## What you need to do
Pull out every line with the word "slovo" from the entries below.
### Records shown
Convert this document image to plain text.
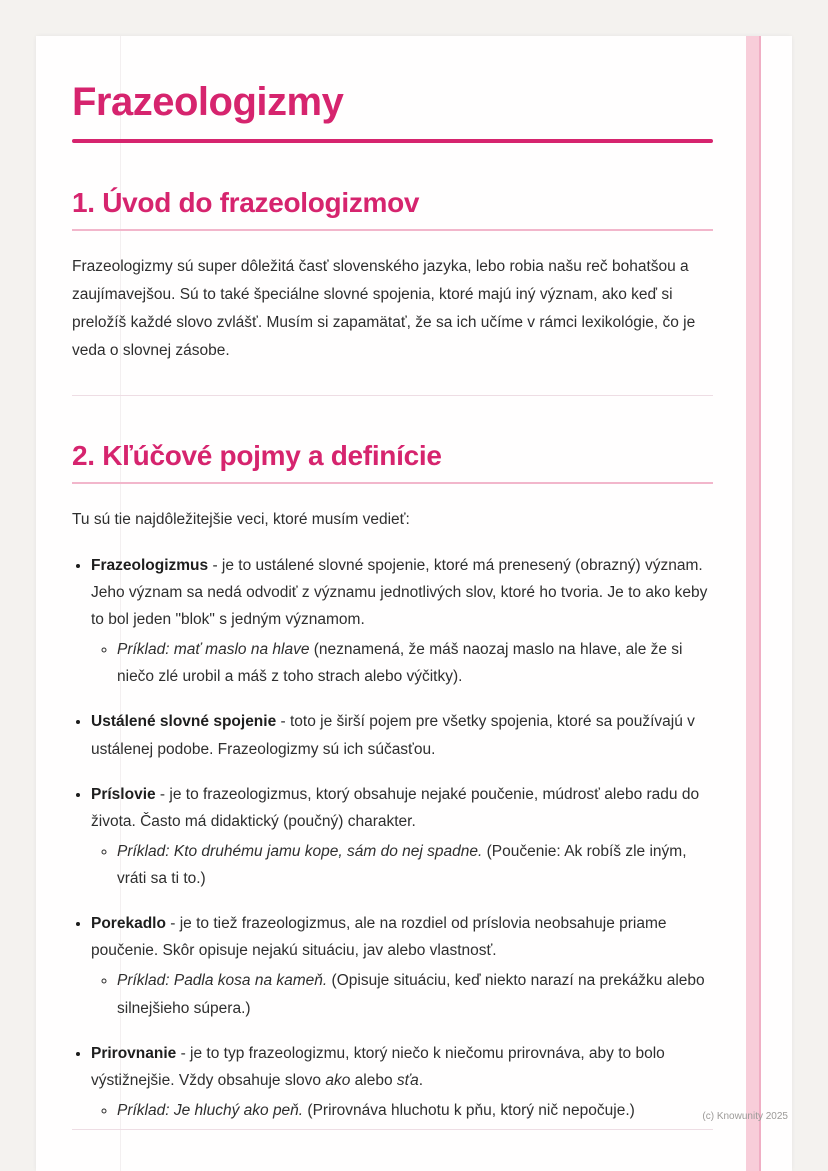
Frazeologizmy
1. Úvod do frazeologizmov

Frazeologizmy sú super dôležitá časť slovenského jazyka, lebo robia našu reč bohatšou a zaujímavejšou. Sú to také špeciálne slovné spojenia, ktoré majú iný význam, ako keď si preložíš každé slovo zvlášť. Musím si zapamätať, že sa ich učíme v rámci lexikológie, čo je veda o slovnej zásobe.

2. Kľúčové pojmy a definície

Tu sú tie najdôležitejšie veci, ktoré musím vedieť:

• Frazeologizmus - je to ustálené slovné spojenie, ktoré má prenesený (obrazný) význam. Jeho význam sa nedá odvodiť z významu jednotlivých slov, ktoré ho tvoria. Je to ako keby to bol jeden "blok" s jedným významom.
◦ Príklad: mať maslo na hlave (neznamená, že máš naozaj maslo na hlave, ale že si niečo zlé urobil a máš z toho strach alebo výčitky).
• Ustálené slovné spojenie - toto je širší pojem pre všetky spojenia, ktoré sa používajú v ustálenej podobe. Frazeologizmy sú ich súčasťou.
• Príslovie - je to frazeologizmus, ktorý obsahuje nejaké poučenie, múdrosť alebo radu do života. Často má didaktický (poučný) charakter.
◦ Príklad: Kto druhému jamu kope, sám do nej spadne. (Poučenie: Ak robíš zle iným, vráti sa ti to.)
• Porekadlo - je to tiež frazeologizmus, ale na rozdiel od príslovia neobsahuje priame poučenie. Skôr opisuje nejakú situáciu, jav alebo vlastnosť.
◦ Príklad: Padla kosa na kameň. (Opisuje situáciu, keď niekto narazí na prekážku alebo silnejšieho súpera.)
• Prirovnanie - je to typ frazeologizmu, ktorý niečo k niečomu prirovnáva, aby to bolo výstižnejšie. Vždy obsahuje slovo ako alebo sťa.
◦ Príklad: Je hluchý ako peň. (Prirovnáva hluchotu k pňu, ktorý nič nepočuje.)	(c) Knowunity 2025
######
## Output for this exercise
Frazeologizmy sú super dôležitá časť slovenského jazyka, lebo robia našu reč bohatšou a zaujímavejšou. Sú to také špeciálne slovné spojenia, ktoré majú iný význam, ako keď si preložíš každé slovo zvlášť. Musím si zapamätať, že sa ich učíme v rámci lexikológie, čo je veda o slovnej zásobe.
• Prirovnanie - je to typ frazeologizmu, ktorý niečo k niečomu prirovnáva, aby to bolo výstižnejšie. Vždy obsahuje slovo ako alebo sťa.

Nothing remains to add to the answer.